* BEGIN DATA FOR PROCESSING *

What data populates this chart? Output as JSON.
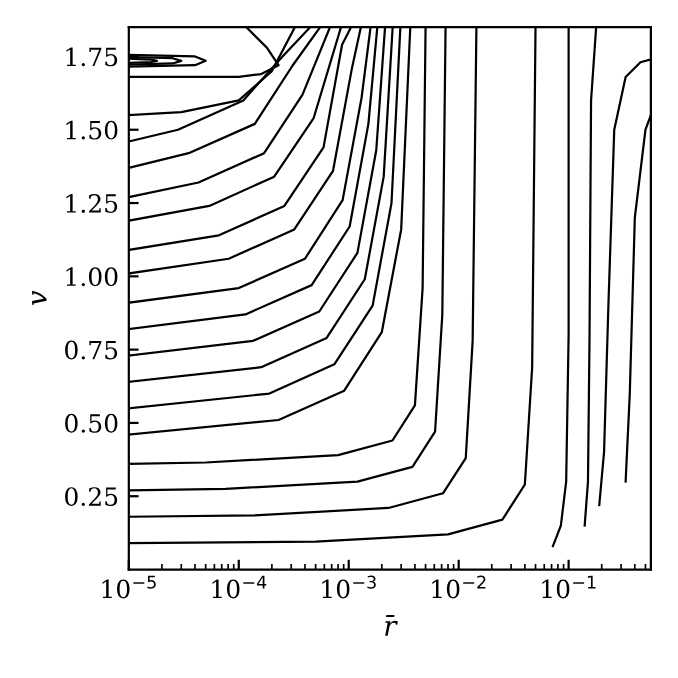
{
  "chart_data": {
    "type": "line",
    "xlabel": "r̄",
    "ylabel": "v",
    "log": "x",
    "xlim": [
      1e-05,
      0.56
    ],
    "ylim": [
      0,
      1.85
    ],
    "xticks": [
      {
        "value": 1e-05,
        "label": "10$^{−5}$"
      },
      {
        "value": 0.0001,
        "label": "10$^{−4}$"
      },
      {
        "value": 0.001,
        "label": "10$^{−3}$"
      },
      {
        "value": 0.01,
        "label": "10$^{−2}$"
      },
      {
        "value": 0.1,
        "label": "10$^{−1}$"
      }
    ],
    "yticks": [
      0.25,
      {
        "value": 0.5,
        "label": "0.50"
      },
      0.75,
      {
        "value": 1.0,
        "label": "1.00"
      },
      1.25,
      {
        "value": 1.5,
        "label": "1.50"
      },
      1.75
    ],
    "grid": false,
    "legend": false,
    "series": [
      {
        "color": "#000000",
        "x": [
          1e-05,
          0.0005,
          0.008,
          0.025,
          0.04,
          0.0466,
          0.05
        ],
        "values": [
          0.09,
          0.095,
          0.12,
          0.17,
          0.29,
          0.69,
          1.85
        ]
      },
      {
        "color": "#000000",
        "x": [
          1e-05,
          0.00014,
          0.0023,
          0.0072,
          0.0116,
          0.0134,
          0.0145
        ],
        "values": [
          0.18,
          0.185,
          0.21,
          0.26,
          0.38,
          0.78,
          1.85
        ]
      },
      {
        "color": "#000000",
        "x": [
          1e-05,
          7.6e-05,
          0.0012,
          0.0038,
          0.0061,
          0.0071,
          0.0076
        ],
        "values": [
          0.27,
          0.275,
          0.3,
          0.35,
          0.47,
          0.87,
          1.85
        ]
      },
      {
        "color": "#000000",
        "x": [
          1e-05,
          5e-05,
          0.0008,
          0.0025,
          0.004,
          0.0047,
          0.005
        ],
        "values": [
          0.36,
          0.365,
          0.39,
          0.44,
          0.56,
          0.96,
          1.85
        ]
      },
      {
        "color": "#000000",
        "x": [
          1e-05,
          0.00023,
          0.00091,
          0.002,
          0.003,
          0.00363
        ],
        "values": [
          0.46,
          0.51,
          0.61,
          0.81,
          1.16,
          1.85
        ]
      },
      {
        "color": "#000000",
        "x": [
          1e-05,
          0.00019,
          0.00074,
          0.00165,
          0.00245,
          0.00295
        ],
        "values": [
          0.55,
          0.6,
          0.7,
          0.9,
          1.25,
          1.85
        ]
      },
      {
        "color": "#000000",
        "x": [
          1e-05,
          0.00016,
          0.00063,
          0.0014,
          0.00208,
          0.00251
        ],
        "values": [
          0.64,
          0.69,
          0.79,
          0.99,
          1.34,
          1.85
        ]
      },
      {
        "color": "#000000",
        "x": [
          1e-05,
          0.000135,
          0.00054,
          0.0012,
          0.00178,
          0.00214
        ],
        "values": [
          0.73,
          0.78,
          0.88,
          1.08,
          1.43,
          1.85
        ]
      },
      {
        "color": "#000000",
        "x": [
          1e-05,
          0.000115,
          0.00046,
          0.00102,
          0.00151,
          0.00182
        ],
        "values": [
          0.82,
          0.87,
          0.97,
          1.17,
          1.52,
          1.85
        ]
      },
      {
        "color": "#000000",
        "x": [
          1e-05,
          0.0001,
          0.0004,
          0.00088,
          0.00131,
          0.00158
        ],
        "values": [
          0.91,
          0.96,
          1.06,
          1.26,
          1.61,
          1.85
        ]
      },
      {
        "color": "#000000",
        "x": [
          1e-05,
          8.1e-05,
          0.00032,
          0.00072,
          0.00107,
          0.00129
        ],
        "values": [
          1.01,
          1.06,
          1.16,
          1.36,
          1.71,
          1.85
        ]
      },
      {
        "color": "#000000",
        "x": [
          1e-05,
          6.6e-05,
          0.00026,
          0.00059,
          0.00087,
          0.00105
        ],
        "values": [
          1.09,
          1.14,
          1.24,
          1.44,
          1.79,
          1.85
        ]
      },
      {
        "color": "#000000",
        "x": [
          1e-05,
          5.4e-05,
          0.00021,
          0.00048,
          0.000851
        ],
        "values": [
          1.19,
          1.24,
          1.34,
          1.54,
          1.85
        ]
      },
      {
        "color": "#000000",
        "x": [
          1e-05,
          4.3e-05,
          0.00017,
          0.00038,
          0.000676
        ],
        "values": [
          1.27,
          1.32,
          1.42,
          1.62,
          1.85
        ]
      },
      {
        "color": "#000000",
        "x": [
          1e-05,
          3.5e-05,
          0.00014,
          0.00031,
          0.00055
        ],
        "values": [
          1.37,
          1.42,
          1.52,
          1.72,
          1.85
        ]
      },
      {
        "color": "#000000",
        "x": [
          1e-05,
          2.8e-05,
          0.00011,
          0.00025,
          0.000447
        ],
        "values": [
          1.46,
          1.5,
          1.6,
          1.75,
          1.85
        ]
      },
      {
        "color": "#000000",
        "x": [
          1e-05,
          3e-05,
          0.0001,
          0.0002,
          0.000324
        ],
        "values": [
          1.55,
          1.56,
          1.6,
          1.7,
          1.85
        ]
      },
      {
        "color": "#000000",
        "x": [
          0.000117,
          0.00018,
          0.00023,
          0.00016,
          0.0001,
          1e-05
        ],
        "values": [
          1.85,
          1.78,
          1.72,
          1.69,
          1.68,
          1.68
        ]
      },
      {
        "color": "#000000",
        "x": [
          1e-05,
          4e-05,
          5e-05,
          4e-05,
          1e-05
        ],
        "values": [
          1.715,
          1.72,
          1.735,
          1.75,
          1.755
        ]
      },
      {
        "color": "#000000",
        "x": [
          1e-05,
          2.5e-05,
          3e-05,
          2.5e-05,
          1e-05
        ],
        "values": [
          1.722,
          1.726,
          1.735,
          1.744,
          1.748
        ]
      },
      {
        "color": "#000000",
        "x": [
          1e-05,
          1.6e-05,
          1.8e-05,
          1.6e-05,
          1e-05
        ],
        "values": [
          1.728,
          1.731,
          1.735,
          1.739,
          1.742
        ]
      },
      {
        "color": "#000000",
        "x": [
          0.072,
          0.085,
          0.095,
          0.1,
          0.1
        ],
        "values": [
          0.08,
          0.15,
          0.3,
          0.8,
          1.85
        ]
      },
      {
        "color": "#000000",
        "x": [
          0.14,
          0.15,
          0.155,
          0.16,
          0.178
        ],
        "values": [
          0.15,
          0.3,
          0.8,
          1.6,
          1.85
        ]
      },
      {
        "color": "#000000",
        "x": [
          0.19,
          0.21,
          0.23,
          0.26,
          0.33,
          0.45,
          0.56
        ],
        "values": [
          0.22,
          0.4,
          0.9,
          1.5,
          1.68,
          1.73,
          1.74
        ]
      },
      {
        "color": "#000000",
        "x": [
          0.33,
          0.36,
          0.4,
          0.5,
          0.56
        ],
        "values": [
          0.3,
          0.6,
          1.2,
          1.5,
          1.55
        ]
      }
    ]
  }
}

* END DATA FOR PROCESSING *

* _GIVEN EXERCISE_:
Reproduce each entry verbatim, excluding any embedded images.

* _FULL RESPONSE_:
What data populates this chart? Output as JSON.
{
  "chart_data": {
    "type": "line",
    "xlabel": "r̄",
    "ylabel": "v",
    "log": "x",
    "xlim": [
      1e-05,
      0.56
    ],
    "ylim": [
      0,
      1.85
    ],
    "xticks": [
      {
        "value": 1e-05,
        "label": "10$^{−5}$"
      },
      {
        "value": 0.0001,
        "label": "10$^{−4}$"
      },
      {
        "value": 0.001,
        "label": "10$^{−3}$"
      },
      {
        "value": 0.01,
        "label": "10$^{−2}$"
      },
      {
        "value": 0.1,
        "label": "10$^{−1}$"
      }
    ],
    "yticks": [
      0.25,
      {
        "value": 0.5,
        "label": "0.50"
      },
      0.75,
      {
        "value": 1.0,
        "label": "1.00"
      },
      1.25,
      {
        "value": 1.5,
        "label": "1.50"
      },
      1.75
    ],
    "grid": false,
    "legend": false,
    "series": [
      {
        "color": "#000000",
        "x": [
          1e-05,
          0.0005,
          0.008,
          0.025,
          0.04,
          0.0466,
          0.05
        ],
        "values": [
          0.09,
          0.095,
          0.12,
          0.17,
          0.29,
          0.69,
          1.85
        ]
      },
      {
        "color": "#000000",
        "x": [
          1e-05,
          0.00014,
          0.0023,
          0.0072,
          0.0116,
          0.0134,
          0.0145
        ],
        "values": [
          0.18,
          0.185,
          0.21,
          0.26,
          0.38,
          0.78,
          1.85
        ]
      },
      {
        "color": "#000000",
        "x": [
          1e-05,
          7.6e-05,
          0.0012,
          0.0038,
          0.0061,
          0.0071,
          0.0076
        ],
        "values": [
          0.27,
          0.275,
          0.3,
          0.35,
          0.47,
          0.87,
          1.85
        ]
      },
      {
        "color": "#000000",
        "x": [
          1e-05,
          5e-05,
          0.0008,
          0.0025,
          0.004,
          0.0047,
          0.005
        ],
        "values": [
          0.36,
          0.365,
          0.39,
          0.44,
          0.56,
          0.96,
          1.85
        ]
      },
      {
        "color": "#000000",
        "x": [
          1e-05,
          0.00023,
          0.00091,
          0.002,
          0.003,
          0.00363
        ],
        "values": [
          0.46,
          0.51,
          0.61,
          0.81,
          1.16,
          1.85
        ]
      },
      {
        "color": "#000000",
        "x": [
          1e-05,
          0.00019,
          0.00074,
          0.00165,
          0.00245,
          0.00295
        ],
        "values": [
          0.55,
          0.6,
          0.7,
          0.9,
          1.25,
          1.85
        ]
      },
      {
        "color": "#000000",
        "x": [
          1e-05,
          0.00016,
          0.00063,
          0.0014,
          0.00208,
          0.00251
        ],
        "values": [
          0.64,
          0.69,
          0.79,
          0.99,
          1.34,
          1.85
        ]
      },
      {
        "color": "#000000",
        "x": [
          1e-05,
          0.000135,
          0.00054,
          0.0012,
          0.00178,
          0.00214
        ],
        "values": [
          0.73,
          0.78,
          0.88,
          1.08,
          1.43,
          1.85
        ]
      },
      {
        "color": "#000000",
        "x": [
          1e-05,
          0.000115,
          0.00046,
          0.00102,
          0.00151,
          0.00182
        ],
        "values": [
          0.82,
          0.87,
          0.97,
          1.17,
          1.52,
          1.85
        ]
      },
      {
        "color": "#000000",
        "x": [
          1e-05,
          0.0001,
          0.0004,
          0.00088,
          0.00131,
          0.00158
        ],
        "values": [
          0.91,
          0.96,
          1.06,
          1.26,
          1.61,
          1.85
        ]
      },
      {
        "color": "#000000",
        "x": [
          1e-05,
          8.1e-05,
          0.00032,
          0.00072,
          0.00107,
          0.00129
        ],
        "values": [
          1.01,
          1.06,
          1.16,
          1.36,
          1.71,
          1.85
        ]
      },
      {
        "color": "#000000",
        "x": [
          1e-05,
          6.6e-05,
          0.00026,
          0.00059,
          0.00087,
          0.00105
        ],
        "values": [
          1.09,
          1.14,
          1.24,
          1.44,
          1.79,
          1.85
        ]
      },
      {
        "color": "#000000",
        "x": [
          1e-05,
          5.4e-05,
          0.00021,
          0.00048,
          0.000851
        ],
        "values": [
          1.19,
          1.24,
          1.34,
          1.54,
          1.85
        ]
      },
      {
        "color": "#000000",
        "x": [
          1e-05,
          4.3e-05,
          0.00017,
          0.00038,
          0.000676
        ],
        "values": [
          1.27,
          1.32,
          1.42,
          1.62,
          1.85
        ]
      },
      {
        "color": "#000000",
        "x": [
          1e-05,
          3.5e-05,
          0.00014,
          0.00031,
          0.00055
        ],
        "values": [
          1.37,
          1.42,
          1.52,
          1.72,
          1.85
        ]
      },
      {
        "color": "#000000",
        "x": [
          1e-05,
          2.8e-05,
          0.00011,
          0.00025,
          0.000447
        ],
        "values": [
          1.46,
          1.5,
          1.6,
          1.75,
          1.85
        ]
      },
      {
        "color": "#000000",
        "x": [
          1e-05,
          3e-05,
          0.0001,
          0.0002,
          0.000324
        ],
        "values": [
          1.55,
          1.56,
          1.6,
          1.7,
          1.85
        ]
      },
      {
        "color": "#000000",
        "x": [
          0.000117,
          0.00018,
          0.00023,
          0.00016,
          0.0001,
          1e-05
        ],
        "values": [
          1.85,
          1.78,
          1.72,
          1.69,
          1.68,
          1.68
        ]
      },
      {
        "color": "#000000",
        "x": [
          1e-05,
          4e-05,
          5e-05,
          4e-05,
          1e-05
        ],
        "values": [
          1.715,
          1.72,
          1.735,
          1.75,
          1.755
        ]
      },
      {
        "color": "#000000",
        "x": [
          1e-05,
          2.5e-05,
          3e-05,
          2.5e-05,
          1e-05
        ],
        "values": [
          1.722,
          1.726,
          1.735,
          1.744,
          1.748
        ]
      },
      {
        "color": "#000000",
        "x": [
          1e-05,
          1.6e-05,
          1.8e-05,
          1.6e-05,
          1e-05
        ],
        "values": [
          1.728,
          1.731,
          1.735,
          1.739,
          1.742
        ]
      },
      {
        "color": "#000000",
        "x": [
          0.072,
          0.085,
          0.095,
          0.1,
          0.1
        ],
        "values": [
          0.08,
          0.15,
          0.3,
          0.8,
          1.85
        ]
      },
      {
        "color": "#000000",
        "x": [
          0.14,
          0.15,
          0.155,
          0.16,
          0.178
        ],
        "values": [
          0.15,
          0.3,
          0.8,
          1.6,
          1.85
        ]
      },
      {
        "color": "#000000",
        "x": [
          0.19,
          0.21,
          0.23,
          0.26,
          0.33,
          0.45,
          0.56
        ],
        "values": [
          0.22,
          0.4,
          0.9,
          1.5,
          1.68,
          1.73,
          1.74
        ]
      },
      {
        "color": "#000000",
        "x": [
          0.33,
          0.36,
          0.4,
          0.5,
          0.56
        ],
        "values": [
          0.3,
          0.6,
          1.2,
          1.5,
          1.55
        ]
      }
    ]
  }
}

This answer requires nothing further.